## Records to process
- - - - - - -

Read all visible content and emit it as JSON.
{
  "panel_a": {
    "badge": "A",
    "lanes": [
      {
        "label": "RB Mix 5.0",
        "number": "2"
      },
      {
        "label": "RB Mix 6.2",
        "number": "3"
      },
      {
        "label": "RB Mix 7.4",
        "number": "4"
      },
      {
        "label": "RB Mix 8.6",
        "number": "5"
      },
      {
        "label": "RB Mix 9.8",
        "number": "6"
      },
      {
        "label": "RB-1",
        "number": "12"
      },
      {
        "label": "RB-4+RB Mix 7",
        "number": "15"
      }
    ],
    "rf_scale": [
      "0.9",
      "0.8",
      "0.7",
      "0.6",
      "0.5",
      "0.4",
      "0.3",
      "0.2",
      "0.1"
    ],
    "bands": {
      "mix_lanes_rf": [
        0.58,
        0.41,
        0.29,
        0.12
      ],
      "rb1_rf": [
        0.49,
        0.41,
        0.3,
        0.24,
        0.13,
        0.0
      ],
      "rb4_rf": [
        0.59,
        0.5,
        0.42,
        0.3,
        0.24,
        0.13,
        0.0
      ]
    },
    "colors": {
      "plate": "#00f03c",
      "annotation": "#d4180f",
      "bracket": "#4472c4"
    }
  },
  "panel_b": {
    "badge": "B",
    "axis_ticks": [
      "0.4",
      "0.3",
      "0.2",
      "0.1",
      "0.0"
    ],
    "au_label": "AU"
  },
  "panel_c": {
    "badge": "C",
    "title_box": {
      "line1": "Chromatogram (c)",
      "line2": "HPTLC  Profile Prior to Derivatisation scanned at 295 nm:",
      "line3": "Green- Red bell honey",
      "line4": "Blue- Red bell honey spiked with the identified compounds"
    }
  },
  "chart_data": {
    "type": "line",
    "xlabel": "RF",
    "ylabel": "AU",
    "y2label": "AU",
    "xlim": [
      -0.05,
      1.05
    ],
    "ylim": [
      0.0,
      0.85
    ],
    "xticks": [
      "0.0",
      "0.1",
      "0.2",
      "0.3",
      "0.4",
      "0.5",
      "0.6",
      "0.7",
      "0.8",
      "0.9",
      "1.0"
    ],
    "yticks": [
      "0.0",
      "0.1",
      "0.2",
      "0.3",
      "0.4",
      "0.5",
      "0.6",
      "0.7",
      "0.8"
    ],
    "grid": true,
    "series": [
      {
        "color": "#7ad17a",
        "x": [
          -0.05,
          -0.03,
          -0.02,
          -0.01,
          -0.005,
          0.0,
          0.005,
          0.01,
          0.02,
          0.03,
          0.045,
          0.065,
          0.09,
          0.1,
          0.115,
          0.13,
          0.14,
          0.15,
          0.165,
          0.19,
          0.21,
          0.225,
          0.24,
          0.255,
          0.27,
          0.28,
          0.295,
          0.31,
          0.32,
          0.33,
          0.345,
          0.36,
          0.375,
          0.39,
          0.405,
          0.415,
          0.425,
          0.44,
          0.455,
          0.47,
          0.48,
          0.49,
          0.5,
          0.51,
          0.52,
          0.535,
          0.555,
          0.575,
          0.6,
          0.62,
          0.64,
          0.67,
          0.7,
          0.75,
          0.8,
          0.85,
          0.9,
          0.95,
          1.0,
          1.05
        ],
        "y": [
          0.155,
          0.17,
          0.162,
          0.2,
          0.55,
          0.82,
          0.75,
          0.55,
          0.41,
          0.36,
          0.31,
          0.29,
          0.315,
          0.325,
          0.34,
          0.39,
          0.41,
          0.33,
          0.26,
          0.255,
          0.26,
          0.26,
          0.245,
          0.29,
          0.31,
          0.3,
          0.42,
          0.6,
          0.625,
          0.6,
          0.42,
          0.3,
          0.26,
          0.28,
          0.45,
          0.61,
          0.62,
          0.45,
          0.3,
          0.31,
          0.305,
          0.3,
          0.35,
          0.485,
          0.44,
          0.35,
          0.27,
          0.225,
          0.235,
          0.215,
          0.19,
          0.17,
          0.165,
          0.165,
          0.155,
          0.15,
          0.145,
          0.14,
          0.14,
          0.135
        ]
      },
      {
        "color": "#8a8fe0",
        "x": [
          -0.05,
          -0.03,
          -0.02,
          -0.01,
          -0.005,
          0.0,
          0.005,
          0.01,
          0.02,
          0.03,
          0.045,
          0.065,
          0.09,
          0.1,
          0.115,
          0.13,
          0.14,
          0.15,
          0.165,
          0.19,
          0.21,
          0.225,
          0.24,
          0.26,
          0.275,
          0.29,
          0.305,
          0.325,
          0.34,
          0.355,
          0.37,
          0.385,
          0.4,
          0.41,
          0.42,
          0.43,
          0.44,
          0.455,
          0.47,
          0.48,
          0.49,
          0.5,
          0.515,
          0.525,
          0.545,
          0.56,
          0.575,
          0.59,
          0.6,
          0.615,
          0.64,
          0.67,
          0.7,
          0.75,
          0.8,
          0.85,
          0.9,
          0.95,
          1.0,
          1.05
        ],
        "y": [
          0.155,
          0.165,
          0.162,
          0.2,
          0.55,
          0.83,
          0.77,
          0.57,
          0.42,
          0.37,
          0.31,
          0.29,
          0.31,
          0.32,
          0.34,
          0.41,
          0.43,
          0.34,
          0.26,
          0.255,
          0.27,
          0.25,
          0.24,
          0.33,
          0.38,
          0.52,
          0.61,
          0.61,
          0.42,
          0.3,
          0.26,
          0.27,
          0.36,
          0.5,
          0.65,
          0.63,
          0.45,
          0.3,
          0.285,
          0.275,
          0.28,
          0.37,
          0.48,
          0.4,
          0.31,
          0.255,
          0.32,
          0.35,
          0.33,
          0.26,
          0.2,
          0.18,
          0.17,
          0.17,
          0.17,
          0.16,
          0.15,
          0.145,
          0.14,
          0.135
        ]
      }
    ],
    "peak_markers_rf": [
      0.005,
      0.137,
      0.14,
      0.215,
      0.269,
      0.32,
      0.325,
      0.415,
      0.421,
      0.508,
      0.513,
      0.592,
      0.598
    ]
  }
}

- - - - - - -

## Task directions
Go over the data above and copy every line that has the word "honey" in it.

## Task output
      "line3": "Green- Red bell honey",
      "line4": "Blue- Red bell honey spiked with the identified compounds"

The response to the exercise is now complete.